_GOAL_: Repeat every line below exactly, word for word.
..........
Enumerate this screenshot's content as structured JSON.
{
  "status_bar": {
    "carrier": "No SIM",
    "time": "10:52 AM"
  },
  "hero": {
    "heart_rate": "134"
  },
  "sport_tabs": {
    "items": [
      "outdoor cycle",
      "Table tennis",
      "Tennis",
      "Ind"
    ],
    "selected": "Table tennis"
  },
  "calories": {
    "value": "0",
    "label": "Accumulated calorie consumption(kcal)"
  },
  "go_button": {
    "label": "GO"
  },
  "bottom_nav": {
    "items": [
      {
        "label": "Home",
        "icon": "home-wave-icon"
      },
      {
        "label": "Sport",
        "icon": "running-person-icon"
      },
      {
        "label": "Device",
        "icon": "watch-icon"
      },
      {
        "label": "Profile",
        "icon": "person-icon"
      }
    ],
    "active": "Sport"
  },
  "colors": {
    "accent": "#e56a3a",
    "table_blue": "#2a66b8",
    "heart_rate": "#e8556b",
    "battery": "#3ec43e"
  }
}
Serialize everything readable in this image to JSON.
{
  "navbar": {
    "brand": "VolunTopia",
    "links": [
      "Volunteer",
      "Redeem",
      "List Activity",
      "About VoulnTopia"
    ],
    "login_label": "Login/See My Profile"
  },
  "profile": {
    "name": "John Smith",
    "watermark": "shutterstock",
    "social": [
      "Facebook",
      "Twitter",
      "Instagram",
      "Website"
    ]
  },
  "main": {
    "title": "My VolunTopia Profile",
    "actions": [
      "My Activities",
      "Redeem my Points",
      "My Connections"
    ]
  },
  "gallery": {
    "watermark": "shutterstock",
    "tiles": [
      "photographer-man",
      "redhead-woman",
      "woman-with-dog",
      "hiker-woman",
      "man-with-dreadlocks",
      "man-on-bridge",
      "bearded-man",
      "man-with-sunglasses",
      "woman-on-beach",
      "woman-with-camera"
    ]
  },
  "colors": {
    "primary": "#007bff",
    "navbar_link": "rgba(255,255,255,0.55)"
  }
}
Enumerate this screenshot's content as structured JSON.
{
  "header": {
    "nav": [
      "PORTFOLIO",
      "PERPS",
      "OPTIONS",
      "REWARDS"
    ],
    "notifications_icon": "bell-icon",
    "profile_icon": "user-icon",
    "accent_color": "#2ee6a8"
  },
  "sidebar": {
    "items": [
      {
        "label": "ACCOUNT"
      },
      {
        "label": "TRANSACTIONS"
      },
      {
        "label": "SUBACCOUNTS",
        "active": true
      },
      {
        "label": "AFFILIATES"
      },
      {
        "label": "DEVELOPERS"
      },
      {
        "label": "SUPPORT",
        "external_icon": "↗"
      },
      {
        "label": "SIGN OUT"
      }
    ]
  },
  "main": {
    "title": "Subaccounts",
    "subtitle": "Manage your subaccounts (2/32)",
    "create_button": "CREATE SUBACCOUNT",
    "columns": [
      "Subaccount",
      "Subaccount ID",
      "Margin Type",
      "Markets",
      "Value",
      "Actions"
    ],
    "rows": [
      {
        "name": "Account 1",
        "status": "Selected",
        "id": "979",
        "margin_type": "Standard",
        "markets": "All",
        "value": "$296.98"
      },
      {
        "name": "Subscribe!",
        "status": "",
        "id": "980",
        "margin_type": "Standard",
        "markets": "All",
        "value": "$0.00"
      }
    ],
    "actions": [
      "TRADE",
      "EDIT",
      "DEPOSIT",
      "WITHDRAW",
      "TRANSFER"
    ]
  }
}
..........
_SOLUTION TO THIS PROBLEM_:
Enumerate this screenshot's content as structured JSON.
{
  "status_bar": {
    "carrier": "No SIM",
    "time": "10:52 AM"
  },
  "hero": {
    "heart_rate": "134"
  },
  "sport_tabs": {
    "items": [
      "outdoor cycle",
      "Table tennis",
      "Tennis",
      "Ind"
    ],
    "selected": "Table tennis"
  },
  "calories": {
    "value": "0",
    "label": "Accumulated calorie consumption(kcal)"
  },
  "go_button": {
    "label": "GO"
  },
  "bottom_nav": {
    "items": [
      {
        "label": "Home",
        "icon": "home-wave-icon"
      },
      {
        "label": "Sport",
        "icon": "running-person-icon"
      },
      {
        "label": "Device",
        "icon": "watch-icon"
      },
      {
        "label": "Profile",
        "icon": "person-icon"
      }
    ],
    "active": "Sport"
  },
  "colors": {
    "accent": "#e56a3a",
    "table_blue": "#2a66b8",
    "heart_rate": "#e8556b",
    "battery": "#3ec43e"
  }
}
Serialize everything readable in this image to JSON.
{
  "navbar": {
    "brand": "VolunTopia",
    "links": [
      "Volunteer",
      "Redeem",
      "List Activity",
      "About VoulnTopia"
    ],
    "login_label": "Login/See My Profile"
  },
  "profile": {
    "name": "John Smith",
    "watermark": "shutterstock",
    "social": [
      "Facebook",
      "Twitter",
      "Instagram",
      "Website"
    ]
  },
  "main": {
    "title": "My VolunTopia Profile",
    "actions": [
      "My Activities",
      "Redeem my Points",
      "My Connections"
    ]
  },
  "gallery": {
    "watermark": "shutterstock",
    "tiles": [
      "photographer-man",
      "redhead-woman",
      "woman-with-dog",
      "hiker-woman",
      "man-with-dreadlocks",
      "man-on-bridge",
      "bearded-man",
      "man-with-sunglasses",
      "woman-on-beach",
      "woman-with-camera"
    ]
  },
  "colors": {
    "primary": "#007bff",
    "navbar_link": "rgba(255,255,255,0.55)"
  }
}
Enumerate this screenshot's content as structured JSON.
{
  "header": {
    "nav": [
      "PORTFOLIO",
      "PERPS",
      "OPTIONS",
      "REWARDS"
    ],
    "notifications_icon": "bell-icon",
    "profile_icon": "user-icon",
    "accent_color": "#2ee6a8"
  },
  "sidebar": {
    "items": [
      {
        "label": "ACCOUNT"
      },
      {
        "label": "TRANSACTIONS"
      },
      {
        "label": "SUBACCOUNTS",
        "active": true
      },
      {
        "label": "AFFILIATES"
      },
      {
        "label": "DEVELOPERS"
      },
      {
        "label": "SUPPORT",
        "external_icon": "↗"
      },
      {
        "label": "SIGN OUT"
      }
    ]
  },
  "main": {
    "title": "Subaccounts",
    "subtitle": "Manage your subaccounts (2/32)",
    "create_button": "CREATE SUBACCOUNT",
    "columns": [
      "Subaccount",
      "Subaccount ID",
      "Margin Type",
      "Markets",
      "Value",
      "Actions"
    ],
    "rows": [
      {
        "name": "Account 1",
        "status": "Selected",
        "id": "979",
        "margin_type": "Standard",
        "markets": "All",
        "value": "$296.98"
      },
      {
        "name": "Subscribe!",
        "status": "",
        "id": "980",
        "margin_type": "Standard",
        "markets": "All",
        "value": "$0.00"
      }
    ],
    "actions": [
      "TRADE",
      "EDIT",
      "DEPOSIT",
      "WITHDRAW",
      "TRANSFER"
    ]
  }
}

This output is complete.